## begin TASK DATA

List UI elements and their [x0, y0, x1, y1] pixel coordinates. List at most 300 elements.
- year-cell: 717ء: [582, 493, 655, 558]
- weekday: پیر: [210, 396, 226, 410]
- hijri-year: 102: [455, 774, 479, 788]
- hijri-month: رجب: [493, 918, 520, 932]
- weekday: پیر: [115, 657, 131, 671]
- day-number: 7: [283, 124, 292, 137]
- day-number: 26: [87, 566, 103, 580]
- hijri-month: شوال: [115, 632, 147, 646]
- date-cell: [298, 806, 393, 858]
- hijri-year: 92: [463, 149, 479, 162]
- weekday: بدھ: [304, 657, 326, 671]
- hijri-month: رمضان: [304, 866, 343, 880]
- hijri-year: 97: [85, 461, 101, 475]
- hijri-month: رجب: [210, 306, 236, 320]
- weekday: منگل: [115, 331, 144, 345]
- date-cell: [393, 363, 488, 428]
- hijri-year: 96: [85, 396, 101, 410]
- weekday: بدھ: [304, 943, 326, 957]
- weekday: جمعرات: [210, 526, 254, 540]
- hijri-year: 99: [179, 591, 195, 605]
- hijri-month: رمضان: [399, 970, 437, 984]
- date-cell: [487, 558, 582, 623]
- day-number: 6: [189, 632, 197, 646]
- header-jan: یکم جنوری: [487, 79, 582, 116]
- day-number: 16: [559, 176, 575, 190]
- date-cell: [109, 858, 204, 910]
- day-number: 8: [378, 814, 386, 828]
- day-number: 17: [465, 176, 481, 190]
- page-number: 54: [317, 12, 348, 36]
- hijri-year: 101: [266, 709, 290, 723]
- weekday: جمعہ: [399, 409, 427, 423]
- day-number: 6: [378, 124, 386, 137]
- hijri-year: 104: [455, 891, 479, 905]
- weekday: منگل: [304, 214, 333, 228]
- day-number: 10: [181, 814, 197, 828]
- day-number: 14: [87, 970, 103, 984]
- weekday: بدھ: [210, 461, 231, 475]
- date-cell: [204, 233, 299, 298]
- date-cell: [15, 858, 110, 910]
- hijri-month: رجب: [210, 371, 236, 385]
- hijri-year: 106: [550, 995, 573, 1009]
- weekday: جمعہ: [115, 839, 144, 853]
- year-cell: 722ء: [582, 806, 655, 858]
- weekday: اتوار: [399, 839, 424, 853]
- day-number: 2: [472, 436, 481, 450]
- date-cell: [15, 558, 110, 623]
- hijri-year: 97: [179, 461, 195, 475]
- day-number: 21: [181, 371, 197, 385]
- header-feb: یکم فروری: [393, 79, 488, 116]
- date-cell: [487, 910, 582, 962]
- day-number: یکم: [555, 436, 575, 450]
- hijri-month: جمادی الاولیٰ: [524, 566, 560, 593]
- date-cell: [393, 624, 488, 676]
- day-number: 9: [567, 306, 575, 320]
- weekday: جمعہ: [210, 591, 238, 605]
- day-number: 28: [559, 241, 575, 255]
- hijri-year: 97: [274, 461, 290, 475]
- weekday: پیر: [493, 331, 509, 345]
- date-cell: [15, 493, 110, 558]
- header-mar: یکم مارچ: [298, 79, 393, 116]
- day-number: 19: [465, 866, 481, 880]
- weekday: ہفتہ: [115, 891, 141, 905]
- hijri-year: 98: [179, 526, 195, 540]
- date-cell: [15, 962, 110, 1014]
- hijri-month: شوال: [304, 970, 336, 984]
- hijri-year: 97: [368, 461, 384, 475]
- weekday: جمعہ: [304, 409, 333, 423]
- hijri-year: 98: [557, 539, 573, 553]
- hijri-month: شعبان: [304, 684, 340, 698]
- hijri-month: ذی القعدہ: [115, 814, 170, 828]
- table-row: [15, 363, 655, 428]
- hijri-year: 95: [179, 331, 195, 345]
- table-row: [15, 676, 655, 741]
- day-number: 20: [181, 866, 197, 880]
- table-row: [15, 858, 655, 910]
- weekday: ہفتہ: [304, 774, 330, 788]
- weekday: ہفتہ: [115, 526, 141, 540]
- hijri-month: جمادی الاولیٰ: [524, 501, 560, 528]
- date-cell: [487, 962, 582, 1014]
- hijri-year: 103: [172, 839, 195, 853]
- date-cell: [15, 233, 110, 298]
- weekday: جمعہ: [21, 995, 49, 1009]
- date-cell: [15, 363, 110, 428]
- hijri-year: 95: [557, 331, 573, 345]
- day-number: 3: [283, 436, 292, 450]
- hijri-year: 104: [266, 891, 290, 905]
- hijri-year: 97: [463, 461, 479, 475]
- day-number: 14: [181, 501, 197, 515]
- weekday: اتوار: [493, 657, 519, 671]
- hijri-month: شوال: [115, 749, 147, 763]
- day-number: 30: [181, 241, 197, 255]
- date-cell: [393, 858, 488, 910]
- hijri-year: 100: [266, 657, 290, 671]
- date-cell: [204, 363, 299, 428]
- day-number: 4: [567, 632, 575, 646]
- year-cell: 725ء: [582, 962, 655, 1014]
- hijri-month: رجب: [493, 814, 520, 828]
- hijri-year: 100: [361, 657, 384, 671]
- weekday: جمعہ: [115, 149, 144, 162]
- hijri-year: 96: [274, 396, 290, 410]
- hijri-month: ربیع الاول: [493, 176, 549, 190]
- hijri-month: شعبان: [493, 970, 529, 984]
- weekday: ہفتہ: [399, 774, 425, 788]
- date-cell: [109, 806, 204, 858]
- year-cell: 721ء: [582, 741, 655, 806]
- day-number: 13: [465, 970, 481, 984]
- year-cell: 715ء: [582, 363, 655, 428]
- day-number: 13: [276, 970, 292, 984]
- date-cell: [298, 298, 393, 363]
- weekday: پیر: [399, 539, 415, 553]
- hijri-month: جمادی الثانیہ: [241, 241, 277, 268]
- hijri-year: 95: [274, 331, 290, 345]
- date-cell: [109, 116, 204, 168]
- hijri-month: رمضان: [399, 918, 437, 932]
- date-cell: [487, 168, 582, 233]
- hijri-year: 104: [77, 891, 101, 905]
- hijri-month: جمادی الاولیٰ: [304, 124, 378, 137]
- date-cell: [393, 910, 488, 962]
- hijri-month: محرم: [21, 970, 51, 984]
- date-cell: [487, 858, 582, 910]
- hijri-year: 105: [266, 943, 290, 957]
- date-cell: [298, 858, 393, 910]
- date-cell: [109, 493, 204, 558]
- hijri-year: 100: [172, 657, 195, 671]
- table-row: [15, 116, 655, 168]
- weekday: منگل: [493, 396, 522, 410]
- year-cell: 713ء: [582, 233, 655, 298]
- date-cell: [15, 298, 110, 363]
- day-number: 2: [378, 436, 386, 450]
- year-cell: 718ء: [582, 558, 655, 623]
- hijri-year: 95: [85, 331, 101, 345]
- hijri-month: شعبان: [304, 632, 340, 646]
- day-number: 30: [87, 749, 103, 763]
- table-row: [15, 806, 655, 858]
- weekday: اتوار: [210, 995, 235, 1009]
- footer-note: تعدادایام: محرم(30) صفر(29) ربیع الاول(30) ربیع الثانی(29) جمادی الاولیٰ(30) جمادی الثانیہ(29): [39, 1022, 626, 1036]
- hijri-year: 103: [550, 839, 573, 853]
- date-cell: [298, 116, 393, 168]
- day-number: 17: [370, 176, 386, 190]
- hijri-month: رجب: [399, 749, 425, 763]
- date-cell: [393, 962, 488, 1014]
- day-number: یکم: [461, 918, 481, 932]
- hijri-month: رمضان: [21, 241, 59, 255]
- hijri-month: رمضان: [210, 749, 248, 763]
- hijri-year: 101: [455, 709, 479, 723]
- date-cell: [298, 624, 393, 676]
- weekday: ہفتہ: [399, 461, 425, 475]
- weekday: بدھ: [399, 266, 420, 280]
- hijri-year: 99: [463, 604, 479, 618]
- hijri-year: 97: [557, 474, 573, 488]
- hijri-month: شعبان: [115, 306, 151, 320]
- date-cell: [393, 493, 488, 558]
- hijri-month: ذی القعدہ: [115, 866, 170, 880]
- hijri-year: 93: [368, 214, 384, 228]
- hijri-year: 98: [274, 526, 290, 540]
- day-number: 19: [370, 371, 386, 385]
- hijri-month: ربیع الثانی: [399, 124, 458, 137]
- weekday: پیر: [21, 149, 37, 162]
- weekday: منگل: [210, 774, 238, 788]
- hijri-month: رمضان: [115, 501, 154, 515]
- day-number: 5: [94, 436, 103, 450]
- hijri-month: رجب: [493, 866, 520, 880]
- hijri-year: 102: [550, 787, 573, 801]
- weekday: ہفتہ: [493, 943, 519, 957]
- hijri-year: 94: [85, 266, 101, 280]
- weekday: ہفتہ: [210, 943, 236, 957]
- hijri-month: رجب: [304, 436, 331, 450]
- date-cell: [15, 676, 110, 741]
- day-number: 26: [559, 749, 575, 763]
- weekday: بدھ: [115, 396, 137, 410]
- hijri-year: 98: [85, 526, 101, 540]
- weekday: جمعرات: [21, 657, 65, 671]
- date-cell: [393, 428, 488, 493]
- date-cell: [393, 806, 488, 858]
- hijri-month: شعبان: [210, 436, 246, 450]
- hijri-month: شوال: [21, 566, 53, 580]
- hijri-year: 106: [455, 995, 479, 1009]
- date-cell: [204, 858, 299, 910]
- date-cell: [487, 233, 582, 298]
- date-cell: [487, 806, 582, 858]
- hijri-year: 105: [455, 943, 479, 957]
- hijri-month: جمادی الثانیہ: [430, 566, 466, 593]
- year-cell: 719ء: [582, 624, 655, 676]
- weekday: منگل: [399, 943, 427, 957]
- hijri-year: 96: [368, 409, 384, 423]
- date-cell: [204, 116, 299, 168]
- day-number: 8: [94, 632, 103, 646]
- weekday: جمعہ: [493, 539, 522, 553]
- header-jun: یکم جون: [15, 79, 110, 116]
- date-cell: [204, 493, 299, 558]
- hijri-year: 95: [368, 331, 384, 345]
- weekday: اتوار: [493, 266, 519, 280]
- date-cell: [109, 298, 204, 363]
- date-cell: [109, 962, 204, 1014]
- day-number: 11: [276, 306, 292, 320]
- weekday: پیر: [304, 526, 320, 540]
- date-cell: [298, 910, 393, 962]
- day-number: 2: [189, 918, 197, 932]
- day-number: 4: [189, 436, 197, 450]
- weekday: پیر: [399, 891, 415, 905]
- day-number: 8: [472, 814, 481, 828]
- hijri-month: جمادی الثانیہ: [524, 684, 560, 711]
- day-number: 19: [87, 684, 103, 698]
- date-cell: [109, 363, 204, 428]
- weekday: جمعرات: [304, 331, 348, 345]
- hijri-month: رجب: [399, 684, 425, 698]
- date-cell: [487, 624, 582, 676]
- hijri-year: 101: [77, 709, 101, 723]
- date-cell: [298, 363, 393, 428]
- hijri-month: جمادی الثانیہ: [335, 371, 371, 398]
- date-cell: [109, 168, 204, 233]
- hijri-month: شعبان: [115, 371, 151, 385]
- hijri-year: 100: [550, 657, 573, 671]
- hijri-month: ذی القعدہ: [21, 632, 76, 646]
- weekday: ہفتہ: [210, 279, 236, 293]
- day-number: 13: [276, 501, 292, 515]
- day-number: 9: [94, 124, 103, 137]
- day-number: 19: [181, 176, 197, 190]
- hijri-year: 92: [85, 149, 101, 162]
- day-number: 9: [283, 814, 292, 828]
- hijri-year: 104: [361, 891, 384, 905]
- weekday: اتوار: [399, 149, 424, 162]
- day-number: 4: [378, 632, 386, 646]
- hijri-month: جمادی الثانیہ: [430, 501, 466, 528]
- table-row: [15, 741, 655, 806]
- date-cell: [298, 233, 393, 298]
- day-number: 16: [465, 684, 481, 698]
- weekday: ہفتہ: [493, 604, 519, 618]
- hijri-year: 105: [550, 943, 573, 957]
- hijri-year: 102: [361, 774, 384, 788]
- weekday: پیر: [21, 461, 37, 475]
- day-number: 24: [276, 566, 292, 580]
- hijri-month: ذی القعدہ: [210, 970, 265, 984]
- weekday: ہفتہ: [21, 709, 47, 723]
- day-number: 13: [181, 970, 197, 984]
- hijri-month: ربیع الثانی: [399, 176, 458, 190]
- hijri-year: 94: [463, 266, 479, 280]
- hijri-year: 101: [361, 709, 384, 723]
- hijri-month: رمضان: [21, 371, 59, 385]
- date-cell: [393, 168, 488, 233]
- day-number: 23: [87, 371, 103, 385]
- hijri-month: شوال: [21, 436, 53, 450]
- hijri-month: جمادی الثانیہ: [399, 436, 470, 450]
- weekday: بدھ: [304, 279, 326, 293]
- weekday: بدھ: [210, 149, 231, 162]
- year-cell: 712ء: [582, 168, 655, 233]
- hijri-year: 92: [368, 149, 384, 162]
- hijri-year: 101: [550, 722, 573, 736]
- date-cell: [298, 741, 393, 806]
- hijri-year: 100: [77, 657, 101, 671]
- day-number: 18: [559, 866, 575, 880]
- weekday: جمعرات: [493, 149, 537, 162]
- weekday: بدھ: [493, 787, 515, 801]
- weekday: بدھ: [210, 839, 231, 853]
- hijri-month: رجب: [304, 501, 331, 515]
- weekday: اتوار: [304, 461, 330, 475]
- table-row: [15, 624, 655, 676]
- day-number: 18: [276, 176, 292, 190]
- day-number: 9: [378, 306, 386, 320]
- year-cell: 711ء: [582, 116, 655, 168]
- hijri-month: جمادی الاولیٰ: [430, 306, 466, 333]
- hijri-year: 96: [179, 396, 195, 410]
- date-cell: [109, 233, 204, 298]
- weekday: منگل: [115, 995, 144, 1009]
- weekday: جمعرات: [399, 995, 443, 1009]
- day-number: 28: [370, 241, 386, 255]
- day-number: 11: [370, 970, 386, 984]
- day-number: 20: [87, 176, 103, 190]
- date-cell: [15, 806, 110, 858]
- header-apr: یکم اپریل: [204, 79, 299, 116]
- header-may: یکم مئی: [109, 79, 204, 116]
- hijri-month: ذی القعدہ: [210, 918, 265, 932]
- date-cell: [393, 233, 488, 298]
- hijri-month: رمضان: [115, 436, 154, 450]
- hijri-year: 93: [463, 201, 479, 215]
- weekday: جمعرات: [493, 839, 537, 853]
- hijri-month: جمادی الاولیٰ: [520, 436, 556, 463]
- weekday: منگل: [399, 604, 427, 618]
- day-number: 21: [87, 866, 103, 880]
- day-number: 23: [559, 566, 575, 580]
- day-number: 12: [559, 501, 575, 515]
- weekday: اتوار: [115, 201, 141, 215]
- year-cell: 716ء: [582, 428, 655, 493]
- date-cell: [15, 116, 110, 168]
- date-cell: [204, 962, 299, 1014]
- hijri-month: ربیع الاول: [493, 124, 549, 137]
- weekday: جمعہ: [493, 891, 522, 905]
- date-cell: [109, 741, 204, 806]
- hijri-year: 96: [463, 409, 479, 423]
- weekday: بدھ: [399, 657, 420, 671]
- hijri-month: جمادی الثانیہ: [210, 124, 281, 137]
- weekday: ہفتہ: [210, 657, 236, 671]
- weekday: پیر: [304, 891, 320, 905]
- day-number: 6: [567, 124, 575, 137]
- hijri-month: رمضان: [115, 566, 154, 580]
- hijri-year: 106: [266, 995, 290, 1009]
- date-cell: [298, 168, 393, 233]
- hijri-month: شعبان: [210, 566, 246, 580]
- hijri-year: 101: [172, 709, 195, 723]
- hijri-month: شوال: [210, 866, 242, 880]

## end TASK DATA

Copy the records verbatim, from the first line through the line that contains "- date-cell: [487, 558, 582, 623]", including both of those lines.

List UI elements and their [x0, y0, x1, y1] pixel coordinates. List at most 300 elements.
- year-cell: 717ء: [582, 493, 655, 558]
- weekday: پیر: [210, 396, 226, 410]
- hijri-year: 102: [455, 774, 479, 788]
- hijri-month: رجب: [493, 918, 520, 932]
- weekday: پیر: [115, 657, 131, 671]
- day-number: 7: [283, 124, 292, 137]
- day-number: 26: [87, 566, 103, 580]
- hijri-month: شوال: [115, 632, 147, 646]
- date-cell: [298, 806, 393, 858]
- hijri-year: 92: [463, 149, 479, 162]
- weekday: بدھ: [304, 657, 326, 671]
- hijri-month: رمضان: [304, 866, 343, 880]
- hijri-year: 97: [85, 461, 101, 475]
- hijri-month: رجب: [210, 306, 236, 320]
- weekday: منگل: [115, 331, 144, 345]
- date-cell: [393, 363, 488, 428]
- hijri-year: 96: [85, 396, 101, 410]
- weekday: بدھ: [304, 943, 326, 957]
- weekday: جمعرات: [210, 526, 254, 540]
- hijri-year: 99: [179, 591, 195, 605]
- hijri-month: رمضان: [399, 970, 437, 984]
- date-cell: [487, 558, 582, 623]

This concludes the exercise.